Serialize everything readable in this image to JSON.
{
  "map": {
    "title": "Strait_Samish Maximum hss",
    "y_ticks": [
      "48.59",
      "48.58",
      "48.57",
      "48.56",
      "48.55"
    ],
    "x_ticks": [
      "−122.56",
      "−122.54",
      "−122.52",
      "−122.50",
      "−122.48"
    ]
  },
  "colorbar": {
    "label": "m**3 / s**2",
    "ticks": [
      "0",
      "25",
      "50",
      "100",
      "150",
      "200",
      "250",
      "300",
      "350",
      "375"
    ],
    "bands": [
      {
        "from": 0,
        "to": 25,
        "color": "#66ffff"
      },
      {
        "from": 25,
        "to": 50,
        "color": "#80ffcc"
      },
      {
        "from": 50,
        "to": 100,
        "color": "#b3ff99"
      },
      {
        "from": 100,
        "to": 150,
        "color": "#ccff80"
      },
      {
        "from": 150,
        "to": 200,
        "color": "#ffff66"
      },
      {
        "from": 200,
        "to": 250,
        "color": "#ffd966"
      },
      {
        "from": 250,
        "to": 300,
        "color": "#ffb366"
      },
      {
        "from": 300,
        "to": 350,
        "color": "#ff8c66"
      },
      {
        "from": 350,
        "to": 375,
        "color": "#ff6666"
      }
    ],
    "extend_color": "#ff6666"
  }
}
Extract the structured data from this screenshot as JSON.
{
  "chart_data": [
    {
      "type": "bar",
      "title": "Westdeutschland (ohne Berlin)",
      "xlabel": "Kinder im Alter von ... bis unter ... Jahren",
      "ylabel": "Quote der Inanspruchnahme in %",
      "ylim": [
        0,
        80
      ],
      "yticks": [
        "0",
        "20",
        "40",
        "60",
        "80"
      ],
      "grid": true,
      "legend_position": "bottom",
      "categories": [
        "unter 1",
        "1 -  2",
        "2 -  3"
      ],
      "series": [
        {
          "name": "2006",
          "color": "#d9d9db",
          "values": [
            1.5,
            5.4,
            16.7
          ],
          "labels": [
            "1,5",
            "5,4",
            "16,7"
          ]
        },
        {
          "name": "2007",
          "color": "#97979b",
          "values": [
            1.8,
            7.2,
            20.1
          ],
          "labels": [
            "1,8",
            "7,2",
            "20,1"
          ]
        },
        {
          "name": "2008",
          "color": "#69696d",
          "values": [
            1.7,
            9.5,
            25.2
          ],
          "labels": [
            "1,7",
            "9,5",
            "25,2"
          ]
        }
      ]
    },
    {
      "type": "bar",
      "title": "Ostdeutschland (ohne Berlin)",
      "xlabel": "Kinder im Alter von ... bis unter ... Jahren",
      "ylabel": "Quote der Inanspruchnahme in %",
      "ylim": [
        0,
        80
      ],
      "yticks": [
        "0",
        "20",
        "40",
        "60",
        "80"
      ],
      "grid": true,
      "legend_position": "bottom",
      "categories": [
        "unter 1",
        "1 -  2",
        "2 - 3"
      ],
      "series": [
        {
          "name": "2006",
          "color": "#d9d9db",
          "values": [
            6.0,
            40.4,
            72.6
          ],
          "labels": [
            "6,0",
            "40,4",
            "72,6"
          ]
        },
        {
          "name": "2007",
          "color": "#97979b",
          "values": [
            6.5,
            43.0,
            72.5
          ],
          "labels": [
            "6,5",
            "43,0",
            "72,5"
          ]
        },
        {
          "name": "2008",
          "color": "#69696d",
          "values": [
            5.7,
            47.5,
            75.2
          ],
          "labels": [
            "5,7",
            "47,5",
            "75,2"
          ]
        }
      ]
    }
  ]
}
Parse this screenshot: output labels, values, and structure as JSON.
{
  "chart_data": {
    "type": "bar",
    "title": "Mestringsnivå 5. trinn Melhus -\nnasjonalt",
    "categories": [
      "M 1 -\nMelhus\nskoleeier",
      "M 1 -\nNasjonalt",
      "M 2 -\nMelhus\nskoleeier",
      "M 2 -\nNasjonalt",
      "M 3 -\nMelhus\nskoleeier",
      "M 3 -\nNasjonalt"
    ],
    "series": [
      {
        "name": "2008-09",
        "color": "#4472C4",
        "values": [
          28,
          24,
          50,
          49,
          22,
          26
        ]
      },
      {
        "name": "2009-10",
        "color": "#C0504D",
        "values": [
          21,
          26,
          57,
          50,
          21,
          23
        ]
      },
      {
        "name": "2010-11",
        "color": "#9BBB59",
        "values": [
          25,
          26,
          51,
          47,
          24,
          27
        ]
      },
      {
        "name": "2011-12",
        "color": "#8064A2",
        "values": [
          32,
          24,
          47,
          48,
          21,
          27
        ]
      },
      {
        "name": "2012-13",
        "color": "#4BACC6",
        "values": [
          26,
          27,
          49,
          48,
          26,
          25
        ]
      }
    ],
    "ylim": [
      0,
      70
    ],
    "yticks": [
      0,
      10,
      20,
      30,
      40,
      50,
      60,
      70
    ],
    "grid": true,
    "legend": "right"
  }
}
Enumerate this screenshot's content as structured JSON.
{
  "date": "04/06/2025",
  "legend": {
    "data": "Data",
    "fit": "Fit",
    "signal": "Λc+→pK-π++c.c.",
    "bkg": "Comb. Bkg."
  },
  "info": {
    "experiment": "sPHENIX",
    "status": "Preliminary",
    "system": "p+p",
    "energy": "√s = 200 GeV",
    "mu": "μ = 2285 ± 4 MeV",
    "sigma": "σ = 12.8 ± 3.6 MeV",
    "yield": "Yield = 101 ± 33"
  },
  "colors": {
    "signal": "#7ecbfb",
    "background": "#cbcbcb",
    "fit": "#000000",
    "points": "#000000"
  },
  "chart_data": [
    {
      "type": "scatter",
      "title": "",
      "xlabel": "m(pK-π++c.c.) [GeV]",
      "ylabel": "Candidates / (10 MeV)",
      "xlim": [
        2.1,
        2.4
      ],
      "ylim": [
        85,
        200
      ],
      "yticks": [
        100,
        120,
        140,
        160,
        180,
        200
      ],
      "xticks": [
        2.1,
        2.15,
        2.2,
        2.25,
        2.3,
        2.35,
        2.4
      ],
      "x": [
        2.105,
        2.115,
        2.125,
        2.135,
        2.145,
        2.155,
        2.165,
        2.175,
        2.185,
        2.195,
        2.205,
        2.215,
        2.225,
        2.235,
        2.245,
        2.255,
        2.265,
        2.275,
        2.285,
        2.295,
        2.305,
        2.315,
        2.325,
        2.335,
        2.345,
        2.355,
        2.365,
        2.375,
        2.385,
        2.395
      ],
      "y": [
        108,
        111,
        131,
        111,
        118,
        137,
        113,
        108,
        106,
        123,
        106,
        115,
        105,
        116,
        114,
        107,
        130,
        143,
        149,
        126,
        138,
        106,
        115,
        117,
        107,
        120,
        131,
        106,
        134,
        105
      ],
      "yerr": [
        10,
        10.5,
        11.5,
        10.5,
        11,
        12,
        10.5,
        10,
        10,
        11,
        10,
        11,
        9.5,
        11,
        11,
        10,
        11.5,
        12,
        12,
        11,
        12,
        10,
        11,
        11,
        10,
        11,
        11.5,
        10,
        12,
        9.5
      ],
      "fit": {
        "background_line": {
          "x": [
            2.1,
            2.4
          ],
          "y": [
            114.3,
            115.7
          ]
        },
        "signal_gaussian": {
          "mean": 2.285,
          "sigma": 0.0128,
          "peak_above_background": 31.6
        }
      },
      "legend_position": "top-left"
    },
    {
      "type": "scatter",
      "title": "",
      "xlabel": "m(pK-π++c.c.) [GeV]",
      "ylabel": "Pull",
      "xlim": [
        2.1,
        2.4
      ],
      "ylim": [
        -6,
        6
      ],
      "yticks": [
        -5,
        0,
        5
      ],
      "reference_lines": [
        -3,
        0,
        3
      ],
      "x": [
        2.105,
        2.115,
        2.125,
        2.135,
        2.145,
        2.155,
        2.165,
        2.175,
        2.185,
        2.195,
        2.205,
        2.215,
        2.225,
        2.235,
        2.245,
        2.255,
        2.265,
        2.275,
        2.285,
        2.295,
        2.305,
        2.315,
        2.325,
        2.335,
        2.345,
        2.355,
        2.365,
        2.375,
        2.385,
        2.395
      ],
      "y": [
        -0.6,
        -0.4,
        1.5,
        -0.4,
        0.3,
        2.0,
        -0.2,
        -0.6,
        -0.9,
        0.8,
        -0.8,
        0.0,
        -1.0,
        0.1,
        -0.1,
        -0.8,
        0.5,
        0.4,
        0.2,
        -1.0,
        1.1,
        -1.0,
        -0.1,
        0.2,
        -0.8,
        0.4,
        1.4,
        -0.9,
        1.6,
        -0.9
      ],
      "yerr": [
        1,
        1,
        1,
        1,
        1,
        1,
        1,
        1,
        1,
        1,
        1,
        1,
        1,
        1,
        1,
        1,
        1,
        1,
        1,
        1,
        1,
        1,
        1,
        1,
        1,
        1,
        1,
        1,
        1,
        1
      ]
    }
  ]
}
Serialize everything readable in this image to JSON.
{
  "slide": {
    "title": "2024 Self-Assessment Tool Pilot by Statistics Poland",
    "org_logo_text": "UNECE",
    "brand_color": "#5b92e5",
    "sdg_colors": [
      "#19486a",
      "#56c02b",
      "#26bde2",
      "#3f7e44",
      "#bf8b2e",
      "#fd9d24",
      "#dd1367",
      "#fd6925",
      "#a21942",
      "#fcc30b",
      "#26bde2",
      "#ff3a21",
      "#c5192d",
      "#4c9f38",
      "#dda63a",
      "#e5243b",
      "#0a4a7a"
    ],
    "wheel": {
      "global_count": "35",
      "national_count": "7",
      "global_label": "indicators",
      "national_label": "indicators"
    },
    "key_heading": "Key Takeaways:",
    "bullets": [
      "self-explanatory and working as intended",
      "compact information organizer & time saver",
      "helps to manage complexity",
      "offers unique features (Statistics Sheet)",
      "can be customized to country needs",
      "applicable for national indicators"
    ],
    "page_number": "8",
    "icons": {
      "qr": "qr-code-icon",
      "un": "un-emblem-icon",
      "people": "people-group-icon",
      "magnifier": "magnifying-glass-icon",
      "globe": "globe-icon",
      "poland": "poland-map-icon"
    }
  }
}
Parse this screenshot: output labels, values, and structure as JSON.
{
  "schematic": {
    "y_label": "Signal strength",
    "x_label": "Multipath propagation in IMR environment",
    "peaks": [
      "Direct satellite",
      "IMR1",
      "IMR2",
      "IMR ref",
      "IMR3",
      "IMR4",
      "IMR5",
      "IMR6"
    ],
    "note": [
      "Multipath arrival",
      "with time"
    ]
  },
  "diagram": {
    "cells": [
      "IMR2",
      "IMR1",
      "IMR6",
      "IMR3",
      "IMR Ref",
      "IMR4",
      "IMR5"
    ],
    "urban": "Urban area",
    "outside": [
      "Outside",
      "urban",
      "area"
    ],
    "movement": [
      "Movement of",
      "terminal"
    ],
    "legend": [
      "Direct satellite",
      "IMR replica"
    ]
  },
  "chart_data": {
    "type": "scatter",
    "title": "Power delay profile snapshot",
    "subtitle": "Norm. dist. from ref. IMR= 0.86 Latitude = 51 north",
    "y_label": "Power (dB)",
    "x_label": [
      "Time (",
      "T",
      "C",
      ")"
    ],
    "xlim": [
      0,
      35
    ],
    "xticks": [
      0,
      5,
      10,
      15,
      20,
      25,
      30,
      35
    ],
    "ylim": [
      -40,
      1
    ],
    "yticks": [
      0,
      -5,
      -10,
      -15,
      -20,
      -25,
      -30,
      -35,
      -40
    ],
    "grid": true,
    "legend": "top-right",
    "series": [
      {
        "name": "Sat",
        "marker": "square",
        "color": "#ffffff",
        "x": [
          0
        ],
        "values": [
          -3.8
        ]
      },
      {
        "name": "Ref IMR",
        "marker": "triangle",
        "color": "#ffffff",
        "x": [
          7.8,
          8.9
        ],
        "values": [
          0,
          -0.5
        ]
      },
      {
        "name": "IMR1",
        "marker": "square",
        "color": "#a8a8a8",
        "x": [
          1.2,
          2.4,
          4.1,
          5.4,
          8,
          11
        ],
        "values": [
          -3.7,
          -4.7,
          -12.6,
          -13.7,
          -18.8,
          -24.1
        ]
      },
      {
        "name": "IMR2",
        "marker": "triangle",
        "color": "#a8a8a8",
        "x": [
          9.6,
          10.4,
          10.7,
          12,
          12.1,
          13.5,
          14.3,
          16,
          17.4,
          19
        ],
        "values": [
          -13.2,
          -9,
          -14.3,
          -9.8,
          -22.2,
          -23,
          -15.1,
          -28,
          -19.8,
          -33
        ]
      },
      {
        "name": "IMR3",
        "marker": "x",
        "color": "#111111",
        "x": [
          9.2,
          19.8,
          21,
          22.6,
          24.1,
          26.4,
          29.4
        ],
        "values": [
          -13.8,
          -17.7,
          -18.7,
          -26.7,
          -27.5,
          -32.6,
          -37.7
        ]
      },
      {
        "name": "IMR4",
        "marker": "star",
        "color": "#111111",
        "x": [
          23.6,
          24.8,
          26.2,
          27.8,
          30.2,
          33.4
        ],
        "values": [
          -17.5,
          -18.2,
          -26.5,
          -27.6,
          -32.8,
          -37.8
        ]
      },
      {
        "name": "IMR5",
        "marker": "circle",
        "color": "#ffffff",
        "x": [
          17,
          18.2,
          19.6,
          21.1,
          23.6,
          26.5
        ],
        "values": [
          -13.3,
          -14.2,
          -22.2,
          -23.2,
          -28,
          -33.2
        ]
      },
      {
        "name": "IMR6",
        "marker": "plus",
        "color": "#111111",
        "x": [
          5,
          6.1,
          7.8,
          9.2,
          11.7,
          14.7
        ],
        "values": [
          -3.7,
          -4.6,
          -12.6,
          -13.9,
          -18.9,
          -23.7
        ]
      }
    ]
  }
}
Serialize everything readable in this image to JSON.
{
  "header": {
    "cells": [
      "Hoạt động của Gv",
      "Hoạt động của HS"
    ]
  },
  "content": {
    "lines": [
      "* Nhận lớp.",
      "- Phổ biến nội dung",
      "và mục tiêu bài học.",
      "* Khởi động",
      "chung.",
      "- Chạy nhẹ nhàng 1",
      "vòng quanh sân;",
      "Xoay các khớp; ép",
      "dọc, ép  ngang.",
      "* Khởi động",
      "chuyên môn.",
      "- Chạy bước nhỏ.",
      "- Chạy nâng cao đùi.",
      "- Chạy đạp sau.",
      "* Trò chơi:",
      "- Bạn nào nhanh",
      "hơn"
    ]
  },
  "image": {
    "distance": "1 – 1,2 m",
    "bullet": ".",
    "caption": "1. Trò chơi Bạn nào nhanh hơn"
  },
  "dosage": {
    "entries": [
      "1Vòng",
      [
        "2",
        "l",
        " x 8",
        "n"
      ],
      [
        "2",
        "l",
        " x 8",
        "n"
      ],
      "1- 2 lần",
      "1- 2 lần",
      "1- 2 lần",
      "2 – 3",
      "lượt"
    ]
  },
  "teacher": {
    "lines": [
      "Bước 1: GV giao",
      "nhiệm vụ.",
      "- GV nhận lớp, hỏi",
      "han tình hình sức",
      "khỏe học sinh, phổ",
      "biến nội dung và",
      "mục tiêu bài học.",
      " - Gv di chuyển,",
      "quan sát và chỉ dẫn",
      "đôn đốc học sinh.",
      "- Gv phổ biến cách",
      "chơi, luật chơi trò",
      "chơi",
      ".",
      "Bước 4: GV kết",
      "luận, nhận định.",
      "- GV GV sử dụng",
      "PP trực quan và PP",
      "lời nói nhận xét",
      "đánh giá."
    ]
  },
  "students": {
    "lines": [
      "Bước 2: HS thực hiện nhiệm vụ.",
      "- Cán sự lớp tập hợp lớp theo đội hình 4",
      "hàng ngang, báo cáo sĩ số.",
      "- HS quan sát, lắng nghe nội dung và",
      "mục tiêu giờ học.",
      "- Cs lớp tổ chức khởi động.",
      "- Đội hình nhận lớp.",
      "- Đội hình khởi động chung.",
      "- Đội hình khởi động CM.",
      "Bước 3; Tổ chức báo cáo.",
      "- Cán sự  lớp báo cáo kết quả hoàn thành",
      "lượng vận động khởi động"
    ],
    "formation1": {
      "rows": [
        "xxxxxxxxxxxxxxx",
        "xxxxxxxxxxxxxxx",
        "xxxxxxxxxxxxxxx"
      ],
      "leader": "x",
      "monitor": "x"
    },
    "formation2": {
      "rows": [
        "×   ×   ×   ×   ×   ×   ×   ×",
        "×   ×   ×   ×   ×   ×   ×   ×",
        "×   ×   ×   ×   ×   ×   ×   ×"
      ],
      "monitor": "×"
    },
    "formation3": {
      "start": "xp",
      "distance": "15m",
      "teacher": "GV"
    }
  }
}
════════════════
What needs to be done: Gather each line of the listing that holds the string "ylabel".

Output:
      "ylabel": "Quote der Inanspruchnahme in %",
      "ylabel": "Quote der Inanspruchnahme in %",
      "ylabel": "Candidates / (10 MeV)",
      "ylabel": "Pull",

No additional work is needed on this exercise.